## start Entries

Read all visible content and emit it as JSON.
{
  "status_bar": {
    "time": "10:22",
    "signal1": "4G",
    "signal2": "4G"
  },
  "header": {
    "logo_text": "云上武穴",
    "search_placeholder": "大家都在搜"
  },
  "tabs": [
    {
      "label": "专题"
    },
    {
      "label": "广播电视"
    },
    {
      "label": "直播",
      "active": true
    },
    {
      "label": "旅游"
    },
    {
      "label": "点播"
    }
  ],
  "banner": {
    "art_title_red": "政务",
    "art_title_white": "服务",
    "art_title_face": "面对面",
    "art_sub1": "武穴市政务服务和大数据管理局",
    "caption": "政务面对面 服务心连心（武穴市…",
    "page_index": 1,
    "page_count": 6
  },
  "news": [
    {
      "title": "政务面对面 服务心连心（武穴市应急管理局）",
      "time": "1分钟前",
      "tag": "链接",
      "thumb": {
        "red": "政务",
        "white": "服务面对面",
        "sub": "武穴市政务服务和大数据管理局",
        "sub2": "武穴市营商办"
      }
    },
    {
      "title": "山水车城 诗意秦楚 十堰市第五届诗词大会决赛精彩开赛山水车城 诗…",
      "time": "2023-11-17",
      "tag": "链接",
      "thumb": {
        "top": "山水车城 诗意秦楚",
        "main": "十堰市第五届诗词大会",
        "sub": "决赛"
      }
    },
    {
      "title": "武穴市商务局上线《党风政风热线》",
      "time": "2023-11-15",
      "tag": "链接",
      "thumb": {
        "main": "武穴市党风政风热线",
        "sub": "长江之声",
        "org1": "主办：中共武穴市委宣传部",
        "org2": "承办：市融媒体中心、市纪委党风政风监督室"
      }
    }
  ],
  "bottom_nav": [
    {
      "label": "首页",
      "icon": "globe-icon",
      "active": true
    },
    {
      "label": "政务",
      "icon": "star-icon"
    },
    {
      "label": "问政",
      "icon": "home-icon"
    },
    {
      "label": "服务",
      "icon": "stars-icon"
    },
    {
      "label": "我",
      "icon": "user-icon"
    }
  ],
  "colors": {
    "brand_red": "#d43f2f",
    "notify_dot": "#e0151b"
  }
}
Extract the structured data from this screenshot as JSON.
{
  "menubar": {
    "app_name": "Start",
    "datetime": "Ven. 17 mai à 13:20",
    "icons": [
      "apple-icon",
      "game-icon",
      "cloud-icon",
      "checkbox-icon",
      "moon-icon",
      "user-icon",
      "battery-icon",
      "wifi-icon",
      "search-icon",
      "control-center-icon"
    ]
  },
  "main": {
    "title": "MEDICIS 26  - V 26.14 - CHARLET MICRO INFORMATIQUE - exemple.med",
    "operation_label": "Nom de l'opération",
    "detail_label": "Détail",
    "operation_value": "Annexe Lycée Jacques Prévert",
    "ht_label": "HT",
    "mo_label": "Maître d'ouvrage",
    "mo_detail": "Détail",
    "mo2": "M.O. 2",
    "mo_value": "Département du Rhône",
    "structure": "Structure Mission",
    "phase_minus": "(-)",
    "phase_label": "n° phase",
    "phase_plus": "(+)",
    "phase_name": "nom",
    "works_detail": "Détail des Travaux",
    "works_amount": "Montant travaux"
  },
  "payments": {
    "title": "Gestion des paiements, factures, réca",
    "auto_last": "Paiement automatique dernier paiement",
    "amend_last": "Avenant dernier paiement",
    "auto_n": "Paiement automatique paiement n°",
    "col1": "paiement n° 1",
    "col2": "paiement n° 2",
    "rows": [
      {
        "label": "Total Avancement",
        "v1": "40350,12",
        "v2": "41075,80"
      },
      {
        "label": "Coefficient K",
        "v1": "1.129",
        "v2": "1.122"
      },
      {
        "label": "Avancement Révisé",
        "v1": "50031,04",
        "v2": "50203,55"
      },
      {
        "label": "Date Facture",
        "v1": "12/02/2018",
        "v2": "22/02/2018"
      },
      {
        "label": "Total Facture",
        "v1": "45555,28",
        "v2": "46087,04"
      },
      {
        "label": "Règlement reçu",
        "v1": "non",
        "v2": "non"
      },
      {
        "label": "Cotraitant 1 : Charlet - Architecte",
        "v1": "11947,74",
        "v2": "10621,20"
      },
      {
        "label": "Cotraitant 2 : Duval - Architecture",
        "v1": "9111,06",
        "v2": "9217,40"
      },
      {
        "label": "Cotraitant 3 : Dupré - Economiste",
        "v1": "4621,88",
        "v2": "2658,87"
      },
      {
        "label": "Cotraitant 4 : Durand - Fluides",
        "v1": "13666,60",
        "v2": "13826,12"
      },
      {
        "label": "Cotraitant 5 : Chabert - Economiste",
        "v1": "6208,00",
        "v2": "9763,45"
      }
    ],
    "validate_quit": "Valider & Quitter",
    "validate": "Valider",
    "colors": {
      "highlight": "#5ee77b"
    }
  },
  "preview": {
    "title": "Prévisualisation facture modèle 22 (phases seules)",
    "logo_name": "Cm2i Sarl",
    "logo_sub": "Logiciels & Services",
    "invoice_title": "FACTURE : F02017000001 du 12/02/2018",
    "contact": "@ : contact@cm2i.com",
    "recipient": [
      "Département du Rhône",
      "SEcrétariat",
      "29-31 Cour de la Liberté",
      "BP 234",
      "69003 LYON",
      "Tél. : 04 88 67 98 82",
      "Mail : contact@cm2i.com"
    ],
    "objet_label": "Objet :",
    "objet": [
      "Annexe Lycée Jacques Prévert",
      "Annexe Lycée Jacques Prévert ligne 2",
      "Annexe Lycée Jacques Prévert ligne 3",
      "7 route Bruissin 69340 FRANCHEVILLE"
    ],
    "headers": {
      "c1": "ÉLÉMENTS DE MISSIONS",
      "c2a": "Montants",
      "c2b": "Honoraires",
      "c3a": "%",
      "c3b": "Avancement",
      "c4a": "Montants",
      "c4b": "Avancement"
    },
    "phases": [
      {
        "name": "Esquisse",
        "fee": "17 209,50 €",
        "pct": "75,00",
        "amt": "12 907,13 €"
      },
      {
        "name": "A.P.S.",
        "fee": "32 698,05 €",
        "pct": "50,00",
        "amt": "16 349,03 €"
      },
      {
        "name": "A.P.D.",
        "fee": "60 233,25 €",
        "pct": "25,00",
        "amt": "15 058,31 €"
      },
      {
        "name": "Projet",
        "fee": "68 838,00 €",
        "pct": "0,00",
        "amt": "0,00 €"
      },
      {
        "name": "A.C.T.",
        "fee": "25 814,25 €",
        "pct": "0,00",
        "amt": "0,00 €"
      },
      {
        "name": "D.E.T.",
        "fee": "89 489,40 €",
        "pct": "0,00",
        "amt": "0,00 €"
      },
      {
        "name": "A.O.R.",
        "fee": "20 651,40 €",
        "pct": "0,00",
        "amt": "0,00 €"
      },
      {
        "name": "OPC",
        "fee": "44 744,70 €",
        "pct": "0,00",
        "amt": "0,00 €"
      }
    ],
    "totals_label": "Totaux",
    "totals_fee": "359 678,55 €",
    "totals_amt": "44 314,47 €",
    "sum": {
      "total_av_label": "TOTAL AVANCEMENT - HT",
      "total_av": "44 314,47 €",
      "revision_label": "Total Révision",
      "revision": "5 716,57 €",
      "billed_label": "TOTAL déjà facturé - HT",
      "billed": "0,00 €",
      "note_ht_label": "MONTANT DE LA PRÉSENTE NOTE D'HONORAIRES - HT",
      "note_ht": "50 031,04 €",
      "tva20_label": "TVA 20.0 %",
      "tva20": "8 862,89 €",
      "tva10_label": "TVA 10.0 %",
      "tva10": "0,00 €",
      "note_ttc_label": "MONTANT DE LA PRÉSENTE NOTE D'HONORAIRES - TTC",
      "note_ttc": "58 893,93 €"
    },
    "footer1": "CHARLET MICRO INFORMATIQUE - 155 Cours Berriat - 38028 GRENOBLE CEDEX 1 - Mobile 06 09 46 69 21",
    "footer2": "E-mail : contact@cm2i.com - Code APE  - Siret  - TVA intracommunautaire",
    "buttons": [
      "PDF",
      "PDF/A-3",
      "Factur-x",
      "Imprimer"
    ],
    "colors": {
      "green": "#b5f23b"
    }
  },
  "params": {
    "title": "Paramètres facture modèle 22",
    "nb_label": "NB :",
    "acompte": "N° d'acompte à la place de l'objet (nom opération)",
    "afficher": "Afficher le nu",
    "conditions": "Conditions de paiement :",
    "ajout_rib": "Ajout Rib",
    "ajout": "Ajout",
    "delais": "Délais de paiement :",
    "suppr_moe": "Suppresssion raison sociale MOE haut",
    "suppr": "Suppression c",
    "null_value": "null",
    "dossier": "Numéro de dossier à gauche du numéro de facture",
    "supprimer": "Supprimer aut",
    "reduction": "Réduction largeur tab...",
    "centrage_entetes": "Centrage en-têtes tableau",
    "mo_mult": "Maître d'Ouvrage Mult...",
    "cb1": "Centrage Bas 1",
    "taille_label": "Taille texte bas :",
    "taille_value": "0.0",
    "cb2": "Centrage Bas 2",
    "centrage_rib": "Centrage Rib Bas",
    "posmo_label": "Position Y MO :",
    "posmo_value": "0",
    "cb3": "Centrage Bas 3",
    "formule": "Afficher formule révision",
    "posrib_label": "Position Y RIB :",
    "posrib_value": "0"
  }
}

## end Entries

### [Problem statement]
Look through the data above. Copy every line with the string "dernier" in it.

### [Result for this exercise]
    "auto_last": "Paiement automatique dernier paiement",
    "amend_last": "Avenant dernier paiement",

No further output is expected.